The data —
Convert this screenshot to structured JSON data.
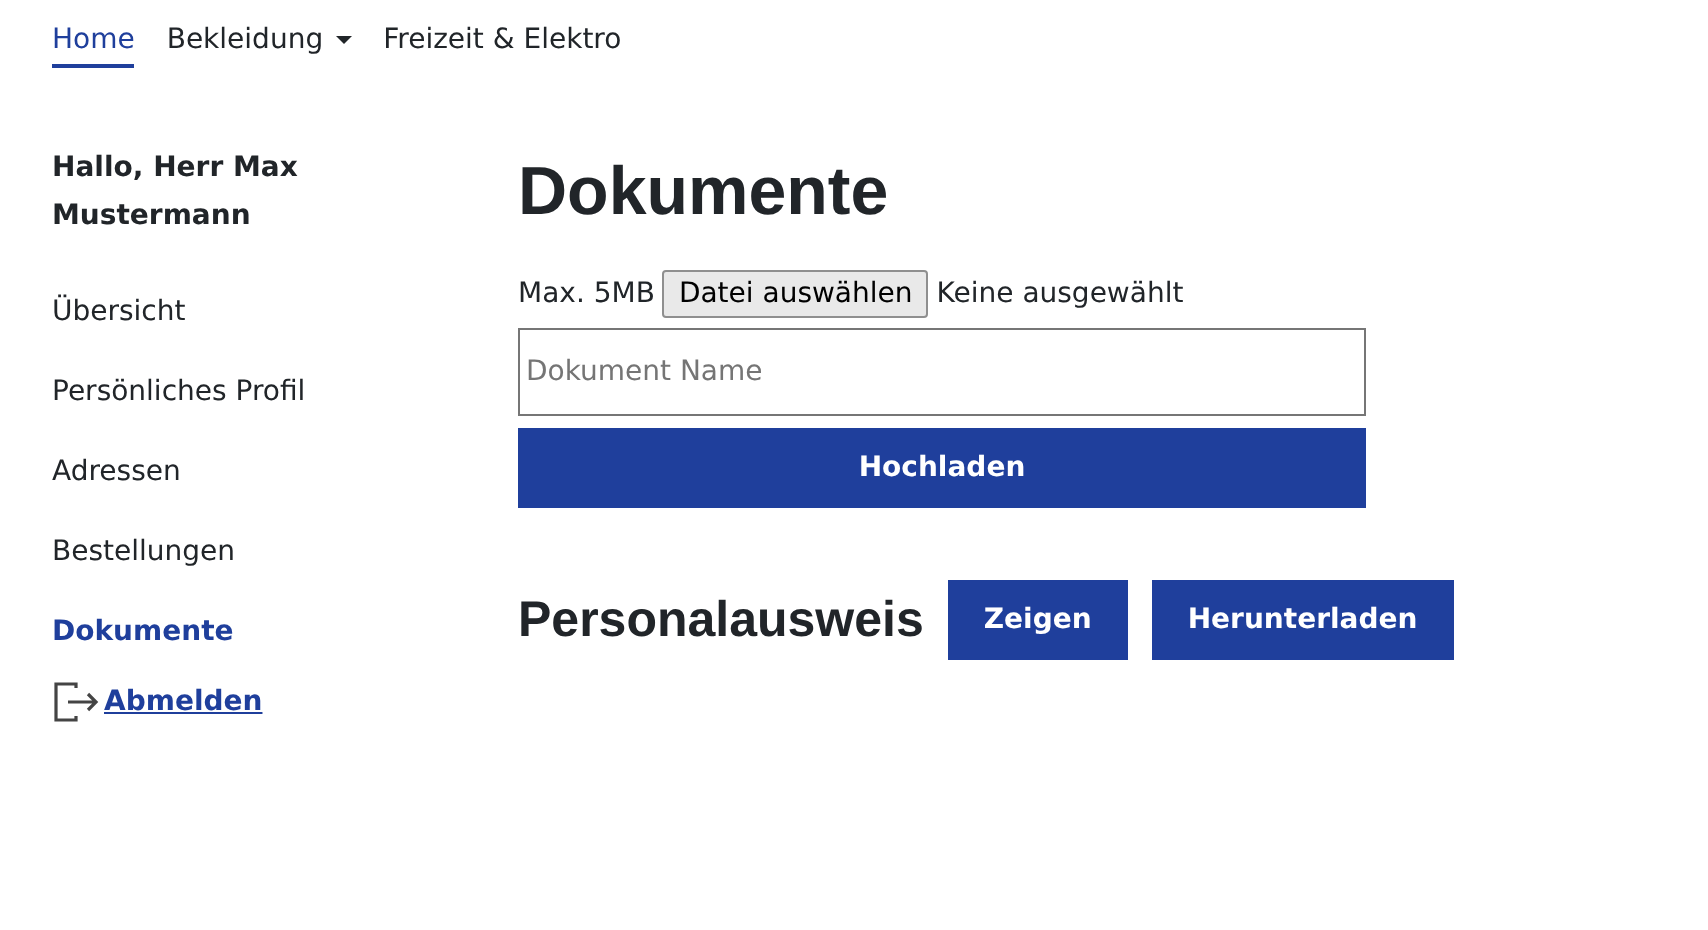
{
  "nav": [
    {
      "label": "Home",
      "selected": true,
      "kind": "link"
    },
    {
      "label": "Bekleidung",
      "selected": false,
      "kind": "dropdown"
    },
    {
      "label": "Freizeit & Elektro",
      "selected": false,
      "kind": "link"
    }
  ],
  "sidebar": {
    "greeting": "Hallo, Herr Max Mustermann",
    "items": [
      {
        "label": "Übersicht",
        "selected": false
      },
      {
        "label": "Persönliches Profil",
        "selected": false
      },
      {
        "label": "Adressen",
        "selected": false
      },
      {
        "label": "Bestellungen",
        "selected": false
      },
      {
        "label": "Dokumente",
        "selected": true
      }
    ],
    "logout": "Abmelden"
  },
  "main": {
    "title": "Dokumente",
    "upload": {
      "limit": "Max. 5MB",
      "file_button": "Datei auswählen",
      "file_status": "Keine ausgewählt",
      "name_placeholder": "Dokument Name",
      "submit": "Hochladen"
    },
    "documents": [
      {
        "name": "Personalausweis",
        "actions": [
          "Zeigen",
          "Herunterladen"
        ]
      }
    ]
  }
}
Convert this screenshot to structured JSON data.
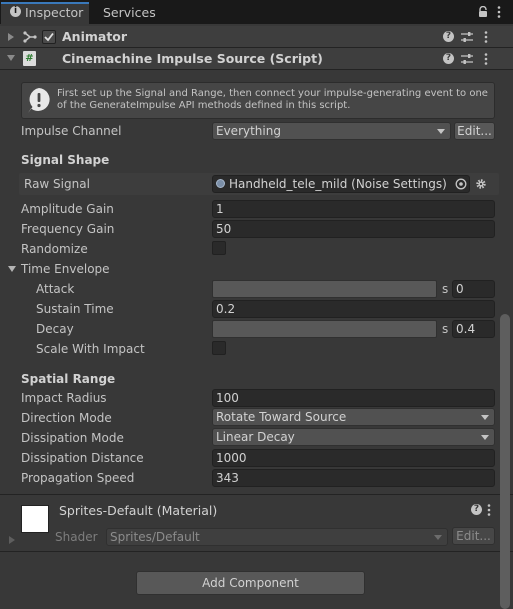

Short problem — Leave out the pictures and retype every line above exactly.

Task output —
Convert this screenshot to structured JSON data.
{
  "nav": [
    {
      "label": "Home",
      "selected": true,
      "kind": "link"
    },
    {
      "label": "Bekleidung",
      "selected": false,
      "kind": "dropdown"
    },
    {
      "label": "Freizeit & Elektro",
      "selected": false,
      "kind": "link"
    }
  ],
  "sidebar": {
    "greeting": "Hallo, Herr Max Mustermann",
    "items": [
      {
        "label": "Übersicht",
        "selected": false
      },
      {
        "label": "Persönliches Profil",
        "selected": false
      },
      {
        "label": "Adressen",
        "selected": false
      },
      {
        "label": "Bestellungen",
        "selected": false
      },
      {
        "label": "Dokumente",
        "selected": true
      }
    ],
    "logout": "Abmelden"
  },
  "main": {
    "title": "Dokumente",
    "upload": {
      "limit": "Max. 5MB",
      "file_button": "Datei auswählen",
      "file_status": "Keine ausgewählt",
      "name_placeholder": "Dokument Name",
      "submit": "Hochladen"
    },
    "documents": [
      {
        "name": "Personalausweis",
        "actions": [
          "Zeigen",
          "Herunterladen"
        ]
      }
    ]
  }
}
Convert this screenshot to structured JSON data.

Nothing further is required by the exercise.